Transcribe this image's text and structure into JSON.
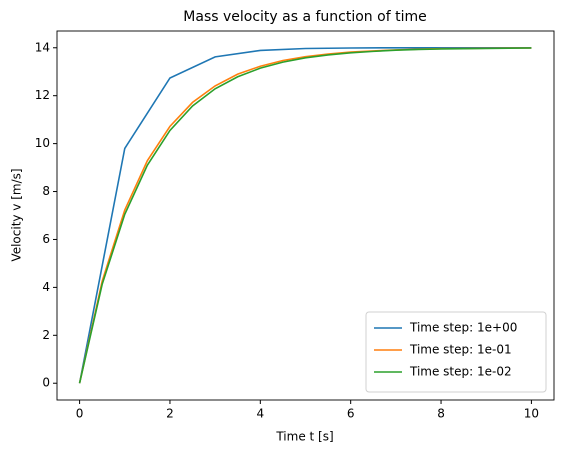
{
  "chart_data": {
    "type": "line",
    "title": "Mass velocity as a function of time",
    "x_label": "Time t [s]",
    "y_label": "Velocity v [m/s]",
    "xlim": [
      -0.5,
      10.5
    ],
    "ylim": [
      -0.7,
      14.7
    ],
    "xticks": [
      0,
      2,
      4,
      6,
      8,
      10
    ],
    "yticks": [
      0,
      2,
      4,
      6,
      8,
      10,
      12,
      14
    ],
    "legend": "lower right",
    "series": [
      {
        "name": "Time step: 1e+00",
        "color": "#1f77b4",
        "x": [
          0,
          1,
          2,
          3,
          4,
          5,
          6,
          7,
          8,
          9,
          10
        ],
        "values": [
          0,
          9.8,
          12.74,
          13.62,
          13.89,
          13.97,
          13.99,
          14.0,
          14.0,
          14.0,
          14.0
        ]
      },
      {
        "name": "Time step: 1e-01",
        "color": "#ff7f0e",
        "x": [
          0,
          0.5,
          1,
          1.5,
          2,
          2.5,
          3,
          3.5,
          4,
          4.5,
          5,
          5.5,
          6,
          6.5,
          7,
          7.5,
          8,
          8.5,
          9,
          9.5,
          10
        ],
        "values": [
          0,
          4.26,
          7.23,
          9.29,
          10.72,
          11.72,
          12.41,
          12.9,
          13.23,
          13.47,
          13.63,
          13.74,
          13.82,
          13.87,
          13.91,
          13.94,
          13.96,
          13.97,
          13.98,
          13.99,
          13.99
        ]
      },
      {
        "name": "Time step: 1e-02",
        "color": "#2ca02c",
        "x": [
          0,
          0.5,
          1,
          1.5,
          2,
          2.5,
          3,
          3.5,
          4,
          4.5,
          5,
          5.5,
          6,
          6.5,
          7,
          7.5,
          8,
          8.5,
          9,
          9.5,
          10
        ],
        "values": [
          0,
          4.13,
          7.05,
          9.1,
          10.55,
          11.57,
          12.29,
          12.79,
          13.15,
          13.4,
          13.58,
          13.7,
          13.79,
          13.85,
          13.9,
          13.93,
          13.95,
          13.96,
          13.97,
          13.98,
          13.99
        ]
      }
    ]
  }
}
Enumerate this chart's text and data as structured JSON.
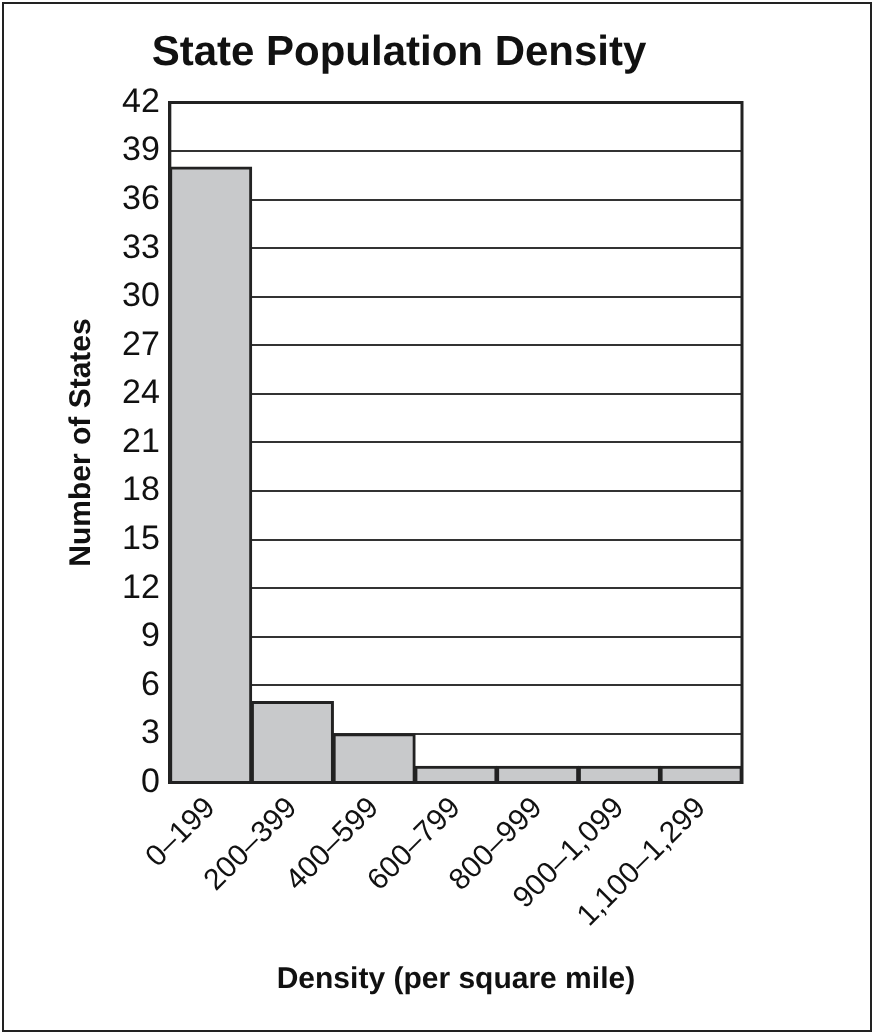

- - - - - - -

**WRITTEN TASK:** Find each line that has the word "text", then copy it out.

**WRITTEN RESPONSE:**
Transcribe this image's text and structure into JSON.
Enumerate this chart's text and data as structured JSON.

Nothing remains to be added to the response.